READING PASSAGE ▸
- Opening Delimiter -
Uğur Kaan Yıldız

Personal information
- Date of birth: 6 August 2002 (age 24)
- Place of birth: Ümraniye, Turkey
- Height: 1.81 m (5 ft 11 in)
- Position: Right-back

Team information
- Current team: Göztepe
- Number: 22

Youth career
- 2012–2020: Fenerbahçe

Senior career*
- Years: Team / Apps / (Gls)
- 2020–2022: Fenerbahçe / 0 / (0)
- 2021–2022: →Bursaspor (loan) / 8 / (0)
- 2022–: Göztepe / 22 / (0)
- 2023–2024: →Ümraniyespor (loan) / 28 / (4)
- 2024–2025: →Keçiörengücü (loan) / 32 / (2)

International career^{‡}
- 2023–2024: Turkey U21 / 13 / (0)

= Uğur Kaan Yıldız =

Turkish footballer (born 2002)

Uğur Kaan Yıldız (born 6 August 2002) is a Turkish professional footballer who plays as a right-back for Süper Lig club Göztepe.

==Club career==
Yıldız is a product of the youth academy of Fenerbahçe. On 23 November 2020, he signed a professional contract with the club until 2023. The next day on 24 November 2020, he debuted with Fenerbahçe as a substitute in a 4–0 Turkish Cup win over Sivas Belediyespor. On 20 August 2021, he joined Bursaspor on a year-long loan in the TFF 1. Lig.
- Closing Delimiter -
[Data excerpts]
- Opening Delimiter -
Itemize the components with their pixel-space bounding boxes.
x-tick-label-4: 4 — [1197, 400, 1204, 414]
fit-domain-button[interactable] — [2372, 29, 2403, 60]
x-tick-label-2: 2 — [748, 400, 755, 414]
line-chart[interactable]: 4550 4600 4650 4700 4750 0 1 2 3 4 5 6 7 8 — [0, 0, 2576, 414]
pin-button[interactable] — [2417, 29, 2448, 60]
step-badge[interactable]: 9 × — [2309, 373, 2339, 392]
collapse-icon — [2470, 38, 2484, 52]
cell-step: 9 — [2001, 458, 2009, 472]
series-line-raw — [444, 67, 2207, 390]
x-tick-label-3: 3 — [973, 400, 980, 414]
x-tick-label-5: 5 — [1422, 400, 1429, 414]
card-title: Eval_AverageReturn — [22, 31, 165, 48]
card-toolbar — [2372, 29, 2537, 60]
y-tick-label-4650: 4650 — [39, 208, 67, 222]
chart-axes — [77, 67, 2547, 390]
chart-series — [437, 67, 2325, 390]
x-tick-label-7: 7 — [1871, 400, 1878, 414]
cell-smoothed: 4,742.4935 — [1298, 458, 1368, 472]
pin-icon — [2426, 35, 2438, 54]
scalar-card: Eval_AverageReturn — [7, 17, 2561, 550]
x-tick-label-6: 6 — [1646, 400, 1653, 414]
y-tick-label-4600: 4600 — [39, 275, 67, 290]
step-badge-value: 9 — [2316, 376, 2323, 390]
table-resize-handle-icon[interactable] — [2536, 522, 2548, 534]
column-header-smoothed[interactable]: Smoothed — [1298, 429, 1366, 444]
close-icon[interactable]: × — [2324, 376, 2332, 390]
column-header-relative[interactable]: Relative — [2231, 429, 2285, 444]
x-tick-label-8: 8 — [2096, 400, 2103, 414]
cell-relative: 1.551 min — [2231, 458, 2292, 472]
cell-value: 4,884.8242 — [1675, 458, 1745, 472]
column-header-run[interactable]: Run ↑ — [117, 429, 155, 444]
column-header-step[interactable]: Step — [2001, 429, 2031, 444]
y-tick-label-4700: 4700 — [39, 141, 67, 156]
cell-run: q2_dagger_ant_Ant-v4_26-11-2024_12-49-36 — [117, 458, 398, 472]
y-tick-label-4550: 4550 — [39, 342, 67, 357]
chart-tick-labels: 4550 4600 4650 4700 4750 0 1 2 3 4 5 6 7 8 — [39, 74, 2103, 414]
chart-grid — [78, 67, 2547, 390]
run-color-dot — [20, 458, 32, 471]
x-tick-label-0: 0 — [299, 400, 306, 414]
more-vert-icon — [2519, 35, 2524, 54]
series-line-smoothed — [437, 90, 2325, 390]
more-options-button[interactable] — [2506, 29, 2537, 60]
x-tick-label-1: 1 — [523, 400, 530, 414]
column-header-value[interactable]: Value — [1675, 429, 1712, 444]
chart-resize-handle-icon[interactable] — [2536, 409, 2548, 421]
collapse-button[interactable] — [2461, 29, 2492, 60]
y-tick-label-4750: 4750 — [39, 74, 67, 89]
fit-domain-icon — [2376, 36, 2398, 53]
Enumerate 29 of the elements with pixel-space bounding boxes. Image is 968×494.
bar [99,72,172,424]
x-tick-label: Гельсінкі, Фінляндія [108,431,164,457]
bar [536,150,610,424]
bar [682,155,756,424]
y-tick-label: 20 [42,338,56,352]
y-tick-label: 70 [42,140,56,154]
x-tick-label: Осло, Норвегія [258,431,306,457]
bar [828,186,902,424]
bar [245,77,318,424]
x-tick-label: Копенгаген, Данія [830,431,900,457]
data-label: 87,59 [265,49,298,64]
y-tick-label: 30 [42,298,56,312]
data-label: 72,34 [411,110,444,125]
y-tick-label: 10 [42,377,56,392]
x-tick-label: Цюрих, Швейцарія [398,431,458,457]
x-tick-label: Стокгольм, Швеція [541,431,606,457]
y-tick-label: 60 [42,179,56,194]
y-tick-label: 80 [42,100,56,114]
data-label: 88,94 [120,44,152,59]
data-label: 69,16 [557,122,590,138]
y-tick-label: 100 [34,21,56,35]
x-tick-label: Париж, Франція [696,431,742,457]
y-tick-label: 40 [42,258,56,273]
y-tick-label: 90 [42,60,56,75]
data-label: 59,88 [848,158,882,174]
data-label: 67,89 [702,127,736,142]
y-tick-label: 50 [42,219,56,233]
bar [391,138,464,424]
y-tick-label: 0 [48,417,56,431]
- Closing Delimiter -
TASK INSTRUCTIONS ▸
Answer these questions from the article on Uğur Kaan Yıldız above:
1. What number does he wear for Göztepe?
2. Which team did Fenerbahçe beat in the match where he made his debut?
3. On what date did he join Bursaspor on loan?

OUTPUT ▸
1. 22
2. Sivas Belediyespor
3. 20 August 2021